**WHAT THE TASK REQUIRES:** Give as output the line that contains "Parse this screenshot: output", followed by every remaining line of the entries, unchanged and with nothing added.

···

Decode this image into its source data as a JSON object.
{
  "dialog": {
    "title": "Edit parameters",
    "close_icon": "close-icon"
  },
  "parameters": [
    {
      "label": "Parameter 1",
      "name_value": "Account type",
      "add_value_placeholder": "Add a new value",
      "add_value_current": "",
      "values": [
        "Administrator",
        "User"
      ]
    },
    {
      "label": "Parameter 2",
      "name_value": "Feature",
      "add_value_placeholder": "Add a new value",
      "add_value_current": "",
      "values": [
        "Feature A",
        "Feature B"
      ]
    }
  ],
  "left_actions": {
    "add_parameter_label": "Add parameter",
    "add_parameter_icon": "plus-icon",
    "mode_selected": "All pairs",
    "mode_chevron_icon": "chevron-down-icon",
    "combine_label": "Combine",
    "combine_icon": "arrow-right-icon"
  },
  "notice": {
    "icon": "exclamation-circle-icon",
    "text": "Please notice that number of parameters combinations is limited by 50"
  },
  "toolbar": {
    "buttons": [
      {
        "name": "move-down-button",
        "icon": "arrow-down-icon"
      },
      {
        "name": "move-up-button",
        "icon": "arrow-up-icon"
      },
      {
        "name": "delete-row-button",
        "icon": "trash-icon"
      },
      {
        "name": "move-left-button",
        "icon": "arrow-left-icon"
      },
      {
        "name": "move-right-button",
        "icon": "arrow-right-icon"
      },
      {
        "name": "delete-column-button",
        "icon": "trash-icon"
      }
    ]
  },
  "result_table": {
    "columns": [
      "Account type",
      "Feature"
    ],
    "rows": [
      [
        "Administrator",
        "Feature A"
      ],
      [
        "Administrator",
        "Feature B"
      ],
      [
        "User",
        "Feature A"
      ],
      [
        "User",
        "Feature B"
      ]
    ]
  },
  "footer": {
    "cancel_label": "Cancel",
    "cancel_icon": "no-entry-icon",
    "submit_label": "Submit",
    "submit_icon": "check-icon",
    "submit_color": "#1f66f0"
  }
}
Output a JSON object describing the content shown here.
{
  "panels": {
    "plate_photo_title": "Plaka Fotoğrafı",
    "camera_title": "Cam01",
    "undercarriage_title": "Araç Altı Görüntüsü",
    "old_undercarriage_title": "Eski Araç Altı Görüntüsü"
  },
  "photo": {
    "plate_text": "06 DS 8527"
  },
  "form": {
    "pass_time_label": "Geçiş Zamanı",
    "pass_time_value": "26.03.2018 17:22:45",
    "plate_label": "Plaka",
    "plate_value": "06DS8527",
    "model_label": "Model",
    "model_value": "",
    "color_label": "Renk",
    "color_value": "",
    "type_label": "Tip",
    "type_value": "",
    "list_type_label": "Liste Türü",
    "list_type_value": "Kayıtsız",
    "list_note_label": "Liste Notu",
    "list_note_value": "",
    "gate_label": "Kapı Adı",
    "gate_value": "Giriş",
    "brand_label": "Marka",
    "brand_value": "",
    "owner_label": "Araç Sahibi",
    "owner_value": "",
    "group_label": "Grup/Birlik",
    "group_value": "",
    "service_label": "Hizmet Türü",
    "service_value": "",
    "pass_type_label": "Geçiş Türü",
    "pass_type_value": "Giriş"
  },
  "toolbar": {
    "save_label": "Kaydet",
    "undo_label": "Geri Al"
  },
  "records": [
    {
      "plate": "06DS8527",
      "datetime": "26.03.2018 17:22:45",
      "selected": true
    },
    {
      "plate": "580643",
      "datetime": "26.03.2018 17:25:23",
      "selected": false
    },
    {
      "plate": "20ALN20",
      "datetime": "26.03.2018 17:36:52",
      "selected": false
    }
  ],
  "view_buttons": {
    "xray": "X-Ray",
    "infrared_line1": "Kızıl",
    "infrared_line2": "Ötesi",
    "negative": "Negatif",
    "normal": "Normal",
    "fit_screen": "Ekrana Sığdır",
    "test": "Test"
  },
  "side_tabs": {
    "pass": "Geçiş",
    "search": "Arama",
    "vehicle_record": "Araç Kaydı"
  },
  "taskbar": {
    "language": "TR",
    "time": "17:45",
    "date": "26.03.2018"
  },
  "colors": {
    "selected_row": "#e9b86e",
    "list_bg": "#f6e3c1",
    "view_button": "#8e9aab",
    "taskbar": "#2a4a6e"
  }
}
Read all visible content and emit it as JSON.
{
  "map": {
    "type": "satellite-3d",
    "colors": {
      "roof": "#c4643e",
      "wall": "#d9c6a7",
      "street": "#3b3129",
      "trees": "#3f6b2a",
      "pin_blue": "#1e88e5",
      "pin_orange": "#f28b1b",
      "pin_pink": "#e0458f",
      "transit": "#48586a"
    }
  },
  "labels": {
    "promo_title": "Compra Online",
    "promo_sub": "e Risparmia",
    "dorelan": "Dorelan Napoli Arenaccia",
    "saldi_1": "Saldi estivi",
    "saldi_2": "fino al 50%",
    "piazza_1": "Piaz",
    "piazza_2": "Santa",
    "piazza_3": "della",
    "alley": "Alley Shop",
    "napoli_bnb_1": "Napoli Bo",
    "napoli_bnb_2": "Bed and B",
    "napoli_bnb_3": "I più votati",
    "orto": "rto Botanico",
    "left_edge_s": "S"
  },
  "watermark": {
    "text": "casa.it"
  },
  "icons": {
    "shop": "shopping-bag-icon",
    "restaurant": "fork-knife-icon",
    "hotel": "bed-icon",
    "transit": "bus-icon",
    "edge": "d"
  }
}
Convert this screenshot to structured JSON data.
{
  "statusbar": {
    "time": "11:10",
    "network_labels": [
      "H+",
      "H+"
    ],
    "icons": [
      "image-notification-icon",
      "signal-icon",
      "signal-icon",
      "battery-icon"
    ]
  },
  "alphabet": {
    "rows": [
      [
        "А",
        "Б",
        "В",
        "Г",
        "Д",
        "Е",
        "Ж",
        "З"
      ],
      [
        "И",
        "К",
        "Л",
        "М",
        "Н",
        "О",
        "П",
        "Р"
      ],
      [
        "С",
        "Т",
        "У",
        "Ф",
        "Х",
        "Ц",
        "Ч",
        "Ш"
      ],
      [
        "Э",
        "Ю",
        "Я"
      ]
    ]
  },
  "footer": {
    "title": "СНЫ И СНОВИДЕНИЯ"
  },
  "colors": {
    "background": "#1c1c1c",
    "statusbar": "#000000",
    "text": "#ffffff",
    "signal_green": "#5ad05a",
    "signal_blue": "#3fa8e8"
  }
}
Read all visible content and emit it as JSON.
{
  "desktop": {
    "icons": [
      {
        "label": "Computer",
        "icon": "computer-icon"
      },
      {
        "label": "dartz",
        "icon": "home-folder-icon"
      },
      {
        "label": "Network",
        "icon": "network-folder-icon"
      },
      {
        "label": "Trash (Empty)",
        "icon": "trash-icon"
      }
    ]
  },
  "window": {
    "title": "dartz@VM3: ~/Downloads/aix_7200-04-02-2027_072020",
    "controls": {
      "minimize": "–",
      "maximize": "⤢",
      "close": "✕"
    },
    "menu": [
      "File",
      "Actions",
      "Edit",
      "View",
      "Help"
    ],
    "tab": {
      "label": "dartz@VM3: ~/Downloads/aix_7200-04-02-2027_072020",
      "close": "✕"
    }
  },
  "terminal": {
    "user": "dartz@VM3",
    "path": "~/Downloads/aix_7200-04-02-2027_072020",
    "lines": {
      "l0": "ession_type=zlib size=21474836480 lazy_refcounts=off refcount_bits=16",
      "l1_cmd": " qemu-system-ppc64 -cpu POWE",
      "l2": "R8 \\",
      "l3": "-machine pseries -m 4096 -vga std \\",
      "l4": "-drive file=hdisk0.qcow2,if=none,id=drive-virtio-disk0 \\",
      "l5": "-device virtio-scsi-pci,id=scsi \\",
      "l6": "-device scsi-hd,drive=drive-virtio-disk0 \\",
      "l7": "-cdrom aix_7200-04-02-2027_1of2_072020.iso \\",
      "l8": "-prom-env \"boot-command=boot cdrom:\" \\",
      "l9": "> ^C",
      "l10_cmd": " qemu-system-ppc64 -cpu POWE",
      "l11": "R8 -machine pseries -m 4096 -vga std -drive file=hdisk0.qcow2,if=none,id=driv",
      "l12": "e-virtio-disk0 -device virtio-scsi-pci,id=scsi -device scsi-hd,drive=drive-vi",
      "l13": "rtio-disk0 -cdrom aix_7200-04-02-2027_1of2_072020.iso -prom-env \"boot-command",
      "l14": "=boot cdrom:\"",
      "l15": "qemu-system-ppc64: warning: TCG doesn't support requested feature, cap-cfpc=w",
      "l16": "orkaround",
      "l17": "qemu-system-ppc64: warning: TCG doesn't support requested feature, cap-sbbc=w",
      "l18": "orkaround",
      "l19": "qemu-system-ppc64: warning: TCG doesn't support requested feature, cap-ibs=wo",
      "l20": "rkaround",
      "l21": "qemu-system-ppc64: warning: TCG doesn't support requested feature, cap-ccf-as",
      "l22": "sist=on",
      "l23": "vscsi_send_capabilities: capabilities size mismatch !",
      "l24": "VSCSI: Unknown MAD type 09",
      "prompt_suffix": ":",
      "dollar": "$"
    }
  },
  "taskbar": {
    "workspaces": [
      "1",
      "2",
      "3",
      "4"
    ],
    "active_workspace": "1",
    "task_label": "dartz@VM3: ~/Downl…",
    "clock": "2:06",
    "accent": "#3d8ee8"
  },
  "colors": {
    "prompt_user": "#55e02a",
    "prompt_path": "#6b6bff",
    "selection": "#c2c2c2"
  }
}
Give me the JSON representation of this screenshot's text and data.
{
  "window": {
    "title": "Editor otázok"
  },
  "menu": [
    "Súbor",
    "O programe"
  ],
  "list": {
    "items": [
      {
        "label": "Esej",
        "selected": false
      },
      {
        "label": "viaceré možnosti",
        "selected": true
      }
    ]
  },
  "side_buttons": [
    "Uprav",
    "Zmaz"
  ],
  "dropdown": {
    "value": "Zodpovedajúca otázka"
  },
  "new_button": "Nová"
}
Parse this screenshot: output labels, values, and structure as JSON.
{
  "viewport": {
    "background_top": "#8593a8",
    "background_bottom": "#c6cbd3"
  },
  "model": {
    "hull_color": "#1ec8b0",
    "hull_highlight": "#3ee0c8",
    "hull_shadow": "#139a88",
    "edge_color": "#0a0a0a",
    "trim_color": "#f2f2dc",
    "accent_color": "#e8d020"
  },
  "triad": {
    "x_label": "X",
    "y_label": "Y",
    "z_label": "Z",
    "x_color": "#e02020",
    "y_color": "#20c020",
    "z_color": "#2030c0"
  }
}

···

**RIGHT ANSWER:**
Parse this screenshot: output labels, values, and structure as JSON.
{
  "viewport": {
    "background_top": "#8593a8",
    "background_bottom": "#c6cbd3"
  },
  "model": {
    "hull_color": "#1ec8b0",
    "hull_highlight": "#3ee0c8",
    "hull_shadow": "#139a88",
    "edge_color": "#0a0a0a",
    "trim_color": "#f2f2dc",
    "accent_color": "#e8d020"
  },
  "triad": {
    "x_label": "X",
    "y_label": "Y",
    "z_label": "Z",
    "x_color": "#e02020",
    "y_color": "#20c020",
    "z_color": "#2030c0"
  }
}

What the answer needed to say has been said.